PROBLEM REQUIREMENTS:
Duplicate everything in the data from the line containing "Bar [133, 29, 178, 451]" down to the line containing "Bar [323, 29, 368, 451]", including both of those lines.

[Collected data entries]
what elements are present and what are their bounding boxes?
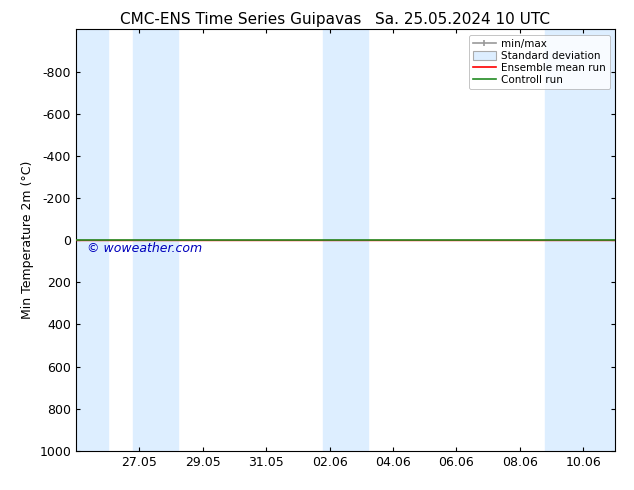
Bar [133, 29, 178, 451]
Text: © woweather.com: © woweather.com [87, 242, 202, 255]
Bar [76, 29, 108, 451]
Text: CMC-ENS Time Series Guipavas: CMC-ENS Time Series Guipavas [120, 12, 361, 27]
Y-axis label: Min Temperature 2m (°C): Min Temperature 2m (°C) [21, 161, 34, 319]
Bar [545, 29, 615, 451]
Bar [323, 29, 368, 451]
Text: Sa. 25.05.2024 10 UTC: Sa. 25.05.2024 10 UTC [375, 12, 550, 27]
Legend: min/max, Standard deviation, Ensemble mean run, Controll run: min/max, Standard deviation, Ensemble me… [469, 35, 610, 89]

SOLUTION TO THIS EXERCISE:
Bar [133, 29, 178, 451]
Text: © woweather.com: © woweather.com [87, 242, 202, 255]
Bar [76, 29, 108, 451]
Text: CMC-ENS Time Series Guipavas: CMC-ENS Time Series Guipavas [120, 12, 361, 27]
Y-axis label: Min Temperature 2m (°C): Min Temperature 2m (°C) [21, 161, 34, 319]
Bar [545, 29, 615, 451]
Bar [323, 29, 368, 451]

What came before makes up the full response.